* **TASK GOAL**
Whenever a line contains the string "JSON", copy it out of the entries.

[Start of GIVEN DATA]

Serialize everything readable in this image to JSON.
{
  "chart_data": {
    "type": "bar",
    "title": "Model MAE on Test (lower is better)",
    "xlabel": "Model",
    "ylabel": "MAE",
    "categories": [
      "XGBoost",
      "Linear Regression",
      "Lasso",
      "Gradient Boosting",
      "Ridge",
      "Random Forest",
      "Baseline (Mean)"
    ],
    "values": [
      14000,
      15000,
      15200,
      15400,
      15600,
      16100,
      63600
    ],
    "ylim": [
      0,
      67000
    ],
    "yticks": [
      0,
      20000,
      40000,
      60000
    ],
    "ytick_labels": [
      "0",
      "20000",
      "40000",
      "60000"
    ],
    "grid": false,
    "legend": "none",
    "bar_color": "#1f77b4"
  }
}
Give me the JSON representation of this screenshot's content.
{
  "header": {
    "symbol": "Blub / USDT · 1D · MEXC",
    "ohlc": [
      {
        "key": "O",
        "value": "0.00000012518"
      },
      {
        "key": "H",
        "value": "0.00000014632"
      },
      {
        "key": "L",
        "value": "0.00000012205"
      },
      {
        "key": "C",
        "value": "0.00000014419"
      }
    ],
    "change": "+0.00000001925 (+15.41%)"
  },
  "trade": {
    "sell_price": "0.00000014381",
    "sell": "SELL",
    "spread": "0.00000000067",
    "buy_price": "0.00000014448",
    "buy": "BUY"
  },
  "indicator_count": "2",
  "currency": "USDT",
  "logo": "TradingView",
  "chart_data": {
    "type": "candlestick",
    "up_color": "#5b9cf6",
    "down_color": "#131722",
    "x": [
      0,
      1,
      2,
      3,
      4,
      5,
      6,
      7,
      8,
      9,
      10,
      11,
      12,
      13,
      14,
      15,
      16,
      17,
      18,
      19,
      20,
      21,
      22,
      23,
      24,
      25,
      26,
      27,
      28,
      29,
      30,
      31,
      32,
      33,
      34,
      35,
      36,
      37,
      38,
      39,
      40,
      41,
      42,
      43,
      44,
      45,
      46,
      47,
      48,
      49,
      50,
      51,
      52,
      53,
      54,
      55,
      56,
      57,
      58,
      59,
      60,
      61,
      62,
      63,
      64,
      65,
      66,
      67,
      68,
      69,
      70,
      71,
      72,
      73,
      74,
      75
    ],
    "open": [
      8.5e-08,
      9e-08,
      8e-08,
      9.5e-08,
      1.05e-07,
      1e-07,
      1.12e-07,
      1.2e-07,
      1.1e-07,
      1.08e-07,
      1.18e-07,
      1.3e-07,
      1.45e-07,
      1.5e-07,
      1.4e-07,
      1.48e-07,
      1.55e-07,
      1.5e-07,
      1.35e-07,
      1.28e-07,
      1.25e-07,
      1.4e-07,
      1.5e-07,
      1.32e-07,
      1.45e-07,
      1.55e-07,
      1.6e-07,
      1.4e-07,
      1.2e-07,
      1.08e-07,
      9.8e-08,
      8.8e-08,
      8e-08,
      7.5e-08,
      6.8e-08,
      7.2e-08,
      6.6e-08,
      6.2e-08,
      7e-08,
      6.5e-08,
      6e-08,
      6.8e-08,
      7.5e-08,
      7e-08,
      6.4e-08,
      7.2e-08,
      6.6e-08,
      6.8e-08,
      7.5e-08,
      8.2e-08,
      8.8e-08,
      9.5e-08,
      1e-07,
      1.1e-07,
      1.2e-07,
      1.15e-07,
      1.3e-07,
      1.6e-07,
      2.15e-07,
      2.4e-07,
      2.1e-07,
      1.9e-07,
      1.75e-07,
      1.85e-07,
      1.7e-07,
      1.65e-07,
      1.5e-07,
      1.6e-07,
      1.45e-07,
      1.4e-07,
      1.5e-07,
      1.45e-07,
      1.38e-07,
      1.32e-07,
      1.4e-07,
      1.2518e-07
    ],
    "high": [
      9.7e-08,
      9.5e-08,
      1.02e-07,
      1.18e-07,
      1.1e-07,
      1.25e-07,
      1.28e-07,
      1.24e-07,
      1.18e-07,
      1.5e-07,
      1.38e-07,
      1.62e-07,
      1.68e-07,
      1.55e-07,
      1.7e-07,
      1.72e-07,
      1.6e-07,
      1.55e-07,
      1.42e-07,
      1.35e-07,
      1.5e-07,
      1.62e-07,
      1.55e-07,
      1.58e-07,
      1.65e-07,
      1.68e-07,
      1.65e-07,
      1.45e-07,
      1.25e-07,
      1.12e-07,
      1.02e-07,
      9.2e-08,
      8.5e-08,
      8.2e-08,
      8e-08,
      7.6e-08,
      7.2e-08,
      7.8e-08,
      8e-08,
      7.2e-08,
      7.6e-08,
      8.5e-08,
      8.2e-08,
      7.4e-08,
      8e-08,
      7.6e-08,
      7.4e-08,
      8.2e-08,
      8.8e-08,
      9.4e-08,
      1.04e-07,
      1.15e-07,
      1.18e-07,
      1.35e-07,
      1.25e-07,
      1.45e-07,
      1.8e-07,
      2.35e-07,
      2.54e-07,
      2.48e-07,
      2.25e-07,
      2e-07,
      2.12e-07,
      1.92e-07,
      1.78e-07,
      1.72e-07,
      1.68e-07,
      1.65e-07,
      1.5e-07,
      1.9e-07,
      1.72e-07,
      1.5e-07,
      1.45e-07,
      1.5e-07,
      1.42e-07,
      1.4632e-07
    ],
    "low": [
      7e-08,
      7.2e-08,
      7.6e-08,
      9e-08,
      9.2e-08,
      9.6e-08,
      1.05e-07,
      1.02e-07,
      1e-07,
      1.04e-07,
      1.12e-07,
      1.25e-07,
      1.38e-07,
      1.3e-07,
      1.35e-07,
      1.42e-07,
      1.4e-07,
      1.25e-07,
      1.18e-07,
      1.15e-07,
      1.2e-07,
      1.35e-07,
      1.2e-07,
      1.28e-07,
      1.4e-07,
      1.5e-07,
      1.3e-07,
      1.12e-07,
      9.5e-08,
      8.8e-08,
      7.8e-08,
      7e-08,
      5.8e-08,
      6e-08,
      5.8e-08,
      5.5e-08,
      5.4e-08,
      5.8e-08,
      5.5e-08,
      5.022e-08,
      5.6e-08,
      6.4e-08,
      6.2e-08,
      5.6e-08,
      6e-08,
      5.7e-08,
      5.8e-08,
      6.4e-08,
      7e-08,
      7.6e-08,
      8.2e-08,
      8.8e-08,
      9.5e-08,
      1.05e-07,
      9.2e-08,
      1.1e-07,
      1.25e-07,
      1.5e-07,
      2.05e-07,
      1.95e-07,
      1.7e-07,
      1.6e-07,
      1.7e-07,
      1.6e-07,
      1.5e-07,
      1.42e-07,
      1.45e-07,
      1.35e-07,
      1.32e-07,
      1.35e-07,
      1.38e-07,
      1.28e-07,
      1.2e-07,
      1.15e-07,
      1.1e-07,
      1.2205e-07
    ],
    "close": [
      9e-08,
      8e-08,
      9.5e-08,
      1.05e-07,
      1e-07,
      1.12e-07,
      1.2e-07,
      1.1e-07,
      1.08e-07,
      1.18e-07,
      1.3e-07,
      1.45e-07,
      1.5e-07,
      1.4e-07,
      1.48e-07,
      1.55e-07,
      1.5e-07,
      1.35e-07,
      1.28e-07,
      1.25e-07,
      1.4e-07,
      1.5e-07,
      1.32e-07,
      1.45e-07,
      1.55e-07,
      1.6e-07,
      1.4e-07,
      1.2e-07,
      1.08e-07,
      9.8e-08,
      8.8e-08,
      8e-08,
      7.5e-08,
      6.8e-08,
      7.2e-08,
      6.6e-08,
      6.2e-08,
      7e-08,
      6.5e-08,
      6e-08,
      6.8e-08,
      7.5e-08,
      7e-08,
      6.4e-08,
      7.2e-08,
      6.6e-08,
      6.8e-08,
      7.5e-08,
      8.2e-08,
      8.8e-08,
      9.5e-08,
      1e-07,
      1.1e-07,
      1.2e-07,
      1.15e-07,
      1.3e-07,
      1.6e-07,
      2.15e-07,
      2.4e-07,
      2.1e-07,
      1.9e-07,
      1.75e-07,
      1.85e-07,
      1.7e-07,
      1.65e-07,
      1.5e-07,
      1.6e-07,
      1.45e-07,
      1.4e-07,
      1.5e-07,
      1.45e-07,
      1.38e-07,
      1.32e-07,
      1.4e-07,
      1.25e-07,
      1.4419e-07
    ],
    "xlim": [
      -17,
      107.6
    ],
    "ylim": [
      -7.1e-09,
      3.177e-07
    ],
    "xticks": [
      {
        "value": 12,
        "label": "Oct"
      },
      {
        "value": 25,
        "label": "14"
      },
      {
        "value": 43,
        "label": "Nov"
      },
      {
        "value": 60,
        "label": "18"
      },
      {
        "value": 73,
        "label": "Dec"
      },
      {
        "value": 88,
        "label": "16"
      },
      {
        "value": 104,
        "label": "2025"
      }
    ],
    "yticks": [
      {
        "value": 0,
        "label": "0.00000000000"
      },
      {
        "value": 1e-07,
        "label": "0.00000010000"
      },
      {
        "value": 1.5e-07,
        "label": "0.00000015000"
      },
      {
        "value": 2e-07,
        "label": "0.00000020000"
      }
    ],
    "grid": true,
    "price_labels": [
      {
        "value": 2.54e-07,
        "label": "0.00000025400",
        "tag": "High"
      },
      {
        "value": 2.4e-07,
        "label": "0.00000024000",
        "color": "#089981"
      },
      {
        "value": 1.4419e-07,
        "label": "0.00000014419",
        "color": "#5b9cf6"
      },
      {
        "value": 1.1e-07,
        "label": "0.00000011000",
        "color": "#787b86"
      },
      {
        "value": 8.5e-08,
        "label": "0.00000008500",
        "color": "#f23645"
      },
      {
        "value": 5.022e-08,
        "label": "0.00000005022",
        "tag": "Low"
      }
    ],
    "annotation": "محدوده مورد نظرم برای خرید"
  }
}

[End of GIVEN DATA]

* **TASK SOLUTION**
Serialize everything readable in this image to JSON.
Give me the JSON representation of this screenshot's content.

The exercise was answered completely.